But when we venture out of the realm of Christian foolery we have to come to our senses, and remember that our people do have a rich history of both animal and human sacrifice. Human sacrifice was a common occurrence, though unlike what these historians will have you believe, those offered to the gods were not innocents or children, and rarely were they from the community in which the sacrifice was taking place. We have much evidence that confirms the sacrifice of Roman soldiers in Celto-Germanic, Gaulic and Brythonic tribes during the empire’s various campaigns. Bodies were found at the Sutton Hoo burial site that show signs of hanging, likely being slaves of noble kinsmen buried within. Numerous corpses across the British isle recovered from bogs that were clear signs of human sacrifice, likely carried out by druids or other tribal equivalents.

## [EXERCISE INSTRUCTIONS]
**1.** Return everything in the passage on sacrifice from "But when we" down to "other tribal equivalents.".
**2.** Summarize the passage on sacrifice in two sentences.
**3.** Carry the passage on sacrifice forward from its final sentence.
The entries after this point come from a separate source.

## [DATA LINES]
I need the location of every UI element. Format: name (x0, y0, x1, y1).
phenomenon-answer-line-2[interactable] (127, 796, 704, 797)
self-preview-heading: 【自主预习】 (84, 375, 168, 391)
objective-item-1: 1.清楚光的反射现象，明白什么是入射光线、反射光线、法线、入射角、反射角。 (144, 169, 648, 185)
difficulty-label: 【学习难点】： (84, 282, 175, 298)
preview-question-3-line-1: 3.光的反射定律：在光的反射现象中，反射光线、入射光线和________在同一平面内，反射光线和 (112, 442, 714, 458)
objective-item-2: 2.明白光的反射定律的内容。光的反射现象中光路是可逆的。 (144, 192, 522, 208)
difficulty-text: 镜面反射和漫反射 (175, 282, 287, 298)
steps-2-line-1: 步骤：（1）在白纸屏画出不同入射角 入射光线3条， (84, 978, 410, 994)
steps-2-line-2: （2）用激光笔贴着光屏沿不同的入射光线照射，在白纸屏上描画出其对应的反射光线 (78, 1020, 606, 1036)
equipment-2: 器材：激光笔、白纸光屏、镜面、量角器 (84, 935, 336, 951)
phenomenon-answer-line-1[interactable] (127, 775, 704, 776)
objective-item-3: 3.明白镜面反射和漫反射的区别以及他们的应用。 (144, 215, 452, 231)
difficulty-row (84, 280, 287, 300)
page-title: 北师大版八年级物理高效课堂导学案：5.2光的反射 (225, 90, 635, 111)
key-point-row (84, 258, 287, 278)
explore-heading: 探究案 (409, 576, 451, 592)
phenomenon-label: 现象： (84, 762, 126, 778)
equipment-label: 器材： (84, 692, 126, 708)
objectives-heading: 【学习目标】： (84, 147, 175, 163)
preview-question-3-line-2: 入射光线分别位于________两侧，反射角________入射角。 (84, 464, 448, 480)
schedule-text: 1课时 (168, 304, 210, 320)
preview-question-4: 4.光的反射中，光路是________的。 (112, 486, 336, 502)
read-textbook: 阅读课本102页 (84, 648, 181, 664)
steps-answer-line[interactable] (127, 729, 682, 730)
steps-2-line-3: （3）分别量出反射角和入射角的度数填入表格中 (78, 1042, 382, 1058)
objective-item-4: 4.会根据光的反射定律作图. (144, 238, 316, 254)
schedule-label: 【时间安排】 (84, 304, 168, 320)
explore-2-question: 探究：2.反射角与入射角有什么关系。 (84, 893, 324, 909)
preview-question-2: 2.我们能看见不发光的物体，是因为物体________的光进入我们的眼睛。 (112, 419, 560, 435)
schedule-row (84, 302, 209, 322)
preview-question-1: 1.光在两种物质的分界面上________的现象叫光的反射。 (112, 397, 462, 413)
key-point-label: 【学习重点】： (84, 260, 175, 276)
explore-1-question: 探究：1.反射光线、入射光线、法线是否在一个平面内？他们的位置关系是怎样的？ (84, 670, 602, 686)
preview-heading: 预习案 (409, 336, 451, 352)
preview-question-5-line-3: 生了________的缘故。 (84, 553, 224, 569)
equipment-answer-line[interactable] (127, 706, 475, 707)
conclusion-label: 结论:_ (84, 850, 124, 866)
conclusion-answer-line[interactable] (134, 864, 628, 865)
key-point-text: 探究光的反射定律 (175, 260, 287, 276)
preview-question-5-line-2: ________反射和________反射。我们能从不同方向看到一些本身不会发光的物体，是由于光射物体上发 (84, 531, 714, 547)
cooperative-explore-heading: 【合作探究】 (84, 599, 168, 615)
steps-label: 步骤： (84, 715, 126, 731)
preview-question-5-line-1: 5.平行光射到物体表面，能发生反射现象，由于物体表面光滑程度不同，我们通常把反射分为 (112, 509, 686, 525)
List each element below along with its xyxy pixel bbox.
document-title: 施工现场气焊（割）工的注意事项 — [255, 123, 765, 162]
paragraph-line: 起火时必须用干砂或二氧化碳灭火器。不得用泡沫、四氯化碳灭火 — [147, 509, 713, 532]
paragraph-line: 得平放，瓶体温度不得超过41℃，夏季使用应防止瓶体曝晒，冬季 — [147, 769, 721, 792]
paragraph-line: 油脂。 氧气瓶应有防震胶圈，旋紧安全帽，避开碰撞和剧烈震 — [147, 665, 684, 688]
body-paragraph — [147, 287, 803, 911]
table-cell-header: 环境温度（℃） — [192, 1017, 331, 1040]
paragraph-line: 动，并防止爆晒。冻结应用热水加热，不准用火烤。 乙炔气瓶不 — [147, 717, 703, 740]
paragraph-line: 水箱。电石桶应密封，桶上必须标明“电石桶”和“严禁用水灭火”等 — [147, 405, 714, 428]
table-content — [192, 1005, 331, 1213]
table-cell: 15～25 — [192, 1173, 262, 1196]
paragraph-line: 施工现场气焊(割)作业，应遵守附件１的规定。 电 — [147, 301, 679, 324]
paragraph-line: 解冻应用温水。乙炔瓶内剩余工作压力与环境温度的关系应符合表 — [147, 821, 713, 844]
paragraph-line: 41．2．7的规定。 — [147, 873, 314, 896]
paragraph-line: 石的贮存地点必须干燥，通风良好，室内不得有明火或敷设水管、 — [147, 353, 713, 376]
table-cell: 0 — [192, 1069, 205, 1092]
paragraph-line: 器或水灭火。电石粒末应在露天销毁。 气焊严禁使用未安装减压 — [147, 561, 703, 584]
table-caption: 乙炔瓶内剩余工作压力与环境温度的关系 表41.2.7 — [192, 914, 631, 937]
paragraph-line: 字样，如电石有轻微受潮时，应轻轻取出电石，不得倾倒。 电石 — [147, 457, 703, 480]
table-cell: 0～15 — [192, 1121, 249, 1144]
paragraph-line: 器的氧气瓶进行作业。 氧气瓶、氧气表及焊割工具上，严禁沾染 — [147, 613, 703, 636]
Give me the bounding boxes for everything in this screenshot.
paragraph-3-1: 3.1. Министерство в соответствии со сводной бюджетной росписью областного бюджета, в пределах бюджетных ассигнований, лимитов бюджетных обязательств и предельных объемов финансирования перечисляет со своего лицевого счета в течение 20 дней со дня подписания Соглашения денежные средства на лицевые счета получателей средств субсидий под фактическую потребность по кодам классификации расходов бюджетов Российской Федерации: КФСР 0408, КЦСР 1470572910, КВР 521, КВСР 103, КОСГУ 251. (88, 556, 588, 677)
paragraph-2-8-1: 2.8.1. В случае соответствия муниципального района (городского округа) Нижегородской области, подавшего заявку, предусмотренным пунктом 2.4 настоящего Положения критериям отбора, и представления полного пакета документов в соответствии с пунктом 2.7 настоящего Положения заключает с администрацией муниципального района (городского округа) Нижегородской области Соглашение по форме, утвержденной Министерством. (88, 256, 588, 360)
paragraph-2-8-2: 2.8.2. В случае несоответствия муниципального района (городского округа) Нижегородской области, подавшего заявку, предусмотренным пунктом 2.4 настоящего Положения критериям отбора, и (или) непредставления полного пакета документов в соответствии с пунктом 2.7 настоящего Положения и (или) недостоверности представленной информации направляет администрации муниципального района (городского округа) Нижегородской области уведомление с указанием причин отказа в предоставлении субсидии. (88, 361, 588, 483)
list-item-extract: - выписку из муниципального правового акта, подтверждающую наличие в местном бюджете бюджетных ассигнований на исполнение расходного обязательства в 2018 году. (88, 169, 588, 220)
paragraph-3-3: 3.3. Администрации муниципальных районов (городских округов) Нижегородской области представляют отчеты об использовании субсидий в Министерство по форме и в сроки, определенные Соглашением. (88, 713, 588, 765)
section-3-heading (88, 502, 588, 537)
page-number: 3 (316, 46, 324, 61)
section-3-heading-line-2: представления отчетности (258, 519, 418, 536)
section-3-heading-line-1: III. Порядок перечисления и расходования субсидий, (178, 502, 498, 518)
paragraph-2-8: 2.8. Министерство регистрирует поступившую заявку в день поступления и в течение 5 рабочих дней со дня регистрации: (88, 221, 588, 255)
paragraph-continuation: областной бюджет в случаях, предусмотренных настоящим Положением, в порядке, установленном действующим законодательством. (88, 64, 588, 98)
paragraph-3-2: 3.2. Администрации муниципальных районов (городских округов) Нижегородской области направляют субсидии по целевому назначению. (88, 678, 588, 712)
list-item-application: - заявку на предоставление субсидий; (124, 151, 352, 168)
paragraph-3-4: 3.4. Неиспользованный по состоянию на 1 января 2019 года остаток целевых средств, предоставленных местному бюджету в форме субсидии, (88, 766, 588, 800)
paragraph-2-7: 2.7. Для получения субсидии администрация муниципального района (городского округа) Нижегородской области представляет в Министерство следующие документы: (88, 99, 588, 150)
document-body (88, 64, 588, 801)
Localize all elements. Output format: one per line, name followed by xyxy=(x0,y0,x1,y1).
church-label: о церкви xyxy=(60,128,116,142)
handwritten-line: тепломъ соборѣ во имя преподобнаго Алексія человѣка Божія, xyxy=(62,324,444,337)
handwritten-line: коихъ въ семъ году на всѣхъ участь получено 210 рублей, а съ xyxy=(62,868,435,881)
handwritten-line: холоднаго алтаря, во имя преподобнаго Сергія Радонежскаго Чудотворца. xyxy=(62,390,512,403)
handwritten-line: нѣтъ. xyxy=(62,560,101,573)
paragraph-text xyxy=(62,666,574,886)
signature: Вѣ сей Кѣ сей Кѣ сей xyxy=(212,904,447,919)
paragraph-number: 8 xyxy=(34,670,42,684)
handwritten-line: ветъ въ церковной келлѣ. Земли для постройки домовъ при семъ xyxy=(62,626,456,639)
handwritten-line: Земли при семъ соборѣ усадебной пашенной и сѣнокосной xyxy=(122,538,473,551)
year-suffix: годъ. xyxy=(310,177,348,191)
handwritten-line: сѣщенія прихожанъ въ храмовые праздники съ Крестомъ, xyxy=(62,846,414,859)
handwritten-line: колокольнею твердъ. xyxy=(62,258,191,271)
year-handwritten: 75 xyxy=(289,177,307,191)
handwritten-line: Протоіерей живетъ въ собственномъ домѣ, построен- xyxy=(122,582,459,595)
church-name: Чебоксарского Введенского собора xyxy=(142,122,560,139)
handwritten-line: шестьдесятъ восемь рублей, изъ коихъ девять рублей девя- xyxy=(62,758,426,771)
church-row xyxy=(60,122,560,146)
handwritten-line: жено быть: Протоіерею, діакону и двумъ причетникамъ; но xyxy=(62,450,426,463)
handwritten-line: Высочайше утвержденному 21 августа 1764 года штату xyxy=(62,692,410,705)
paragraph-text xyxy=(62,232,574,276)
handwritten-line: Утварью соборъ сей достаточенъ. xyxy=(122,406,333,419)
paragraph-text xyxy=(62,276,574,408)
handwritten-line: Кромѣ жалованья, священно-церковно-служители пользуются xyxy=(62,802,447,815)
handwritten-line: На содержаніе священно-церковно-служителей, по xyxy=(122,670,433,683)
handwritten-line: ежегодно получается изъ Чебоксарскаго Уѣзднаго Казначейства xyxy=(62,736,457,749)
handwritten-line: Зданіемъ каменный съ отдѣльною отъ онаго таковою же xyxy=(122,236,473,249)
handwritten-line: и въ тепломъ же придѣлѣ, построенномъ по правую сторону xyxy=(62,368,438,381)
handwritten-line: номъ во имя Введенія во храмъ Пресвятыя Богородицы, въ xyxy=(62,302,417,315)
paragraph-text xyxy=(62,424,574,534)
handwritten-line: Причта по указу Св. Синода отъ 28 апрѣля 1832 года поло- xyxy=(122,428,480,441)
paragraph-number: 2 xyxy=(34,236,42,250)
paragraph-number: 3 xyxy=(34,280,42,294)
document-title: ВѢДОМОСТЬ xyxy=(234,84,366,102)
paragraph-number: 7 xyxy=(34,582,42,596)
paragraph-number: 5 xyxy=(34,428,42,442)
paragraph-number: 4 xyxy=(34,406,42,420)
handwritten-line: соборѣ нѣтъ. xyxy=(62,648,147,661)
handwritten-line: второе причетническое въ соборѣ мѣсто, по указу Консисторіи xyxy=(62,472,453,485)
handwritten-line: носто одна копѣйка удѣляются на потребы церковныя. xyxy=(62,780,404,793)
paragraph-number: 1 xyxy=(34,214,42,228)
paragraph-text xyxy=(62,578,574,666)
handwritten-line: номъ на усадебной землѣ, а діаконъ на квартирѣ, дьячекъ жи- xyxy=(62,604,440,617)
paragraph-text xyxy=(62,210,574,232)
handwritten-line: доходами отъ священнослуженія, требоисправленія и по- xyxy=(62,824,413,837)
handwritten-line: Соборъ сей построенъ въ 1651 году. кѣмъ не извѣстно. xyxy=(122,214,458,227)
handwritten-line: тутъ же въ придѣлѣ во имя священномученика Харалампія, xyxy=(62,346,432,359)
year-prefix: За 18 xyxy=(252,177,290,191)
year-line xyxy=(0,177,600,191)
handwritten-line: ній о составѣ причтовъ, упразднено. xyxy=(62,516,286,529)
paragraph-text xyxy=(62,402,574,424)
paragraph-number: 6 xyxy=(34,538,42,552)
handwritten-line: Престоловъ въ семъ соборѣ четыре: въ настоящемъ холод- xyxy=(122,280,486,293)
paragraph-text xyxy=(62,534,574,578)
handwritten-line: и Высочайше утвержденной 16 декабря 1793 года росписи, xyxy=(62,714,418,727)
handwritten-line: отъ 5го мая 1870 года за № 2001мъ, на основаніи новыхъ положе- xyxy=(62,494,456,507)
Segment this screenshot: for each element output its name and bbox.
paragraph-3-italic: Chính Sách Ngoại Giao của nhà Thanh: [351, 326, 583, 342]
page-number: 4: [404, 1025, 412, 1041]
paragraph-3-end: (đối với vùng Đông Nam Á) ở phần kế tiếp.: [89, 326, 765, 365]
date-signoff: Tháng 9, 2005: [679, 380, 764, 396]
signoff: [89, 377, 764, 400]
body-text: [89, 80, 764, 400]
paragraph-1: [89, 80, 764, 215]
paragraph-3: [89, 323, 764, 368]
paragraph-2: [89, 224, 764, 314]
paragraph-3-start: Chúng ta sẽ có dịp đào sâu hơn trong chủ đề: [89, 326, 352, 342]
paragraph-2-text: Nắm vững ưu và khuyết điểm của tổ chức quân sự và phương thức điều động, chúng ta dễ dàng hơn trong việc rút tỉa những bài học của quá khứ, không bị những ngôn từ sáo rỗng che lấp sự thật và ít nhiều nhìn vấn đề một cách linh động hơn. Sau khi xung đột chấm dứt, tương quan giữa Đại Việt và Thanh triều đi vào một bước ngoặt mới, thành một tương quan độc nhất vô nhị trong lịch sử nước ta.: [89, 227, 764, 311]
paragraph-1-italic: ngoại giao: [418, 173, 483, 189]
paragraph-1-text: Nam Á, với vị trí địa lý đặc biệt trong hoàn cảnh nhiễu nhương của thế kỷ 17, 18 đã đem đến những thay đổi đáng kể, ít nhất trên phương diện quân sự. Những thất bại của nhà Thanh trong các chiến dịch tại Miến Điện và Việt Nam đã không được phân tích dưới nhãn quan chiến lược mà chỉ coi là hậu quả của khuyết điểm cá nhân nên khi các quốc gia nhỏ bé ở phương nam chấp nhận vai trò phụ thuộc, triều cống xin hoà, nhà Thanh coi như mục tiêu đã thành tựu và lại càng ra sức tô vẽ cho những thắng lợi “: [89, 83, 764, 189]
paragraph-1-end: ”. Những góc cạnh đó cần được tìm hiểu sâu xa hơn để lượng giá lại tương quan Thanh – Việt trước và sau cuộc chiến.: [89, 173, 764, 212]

## [TASK RESPONSES]
**1.**
But when we venture out of the realm of Christian foolery we have to come to our senses, and remember that our people do have a rich history of both animal and human sacrifice. Human sacrifice was a common occurrence, though unlike what these historians will have you believe, those offered to the gods were not innocents or children, and rarely were they from the community in which the sacrifice was taking place. We have much evidence that confirms the sacrifice of Roman soldiers in Celto-Germanic, Gaulic and Brythonic tribes during the empire’s various campaigns. Bodies were found at the Sutton Hoo burial site that show signs of hanging, likely being slaves of noble kinsmen buried within. Numerous corpses across the British isle recovered from bogs that were clear signs of human sacrifice, likely carried out by druids or other tribal equivalents.

**2.** Apart from Christian accounts, the passage holds that these peoples practiced both animal and human sacrifice, and that the human victims were not innocents or children and were rarely from the community making the sacrifice. As evidence it points to Roman soldiers sacrificed by Celto-Germanic, Gaulic and Brythonic tribes, bodies at Sutton Hoo showing signs of hanging that were likely slaves of buried nobles, and British bog corpses likely sacrificed by druids or similar tribal figures.

**3.**
I do not believe the outcome of this article was revisionism on the topic of human sacrifice in Heathenry, but nevertheless it serves as a reminder that we should not shy away from the more conventionally ‘gruesome’ or ‘immoral’ aspects of our spirituality. Human sacrifice was a part of our culture long before our distant ancestors even set foot in the continent of Europe, it is an inalienable part of pagan culture, and it should be embraced with open arms.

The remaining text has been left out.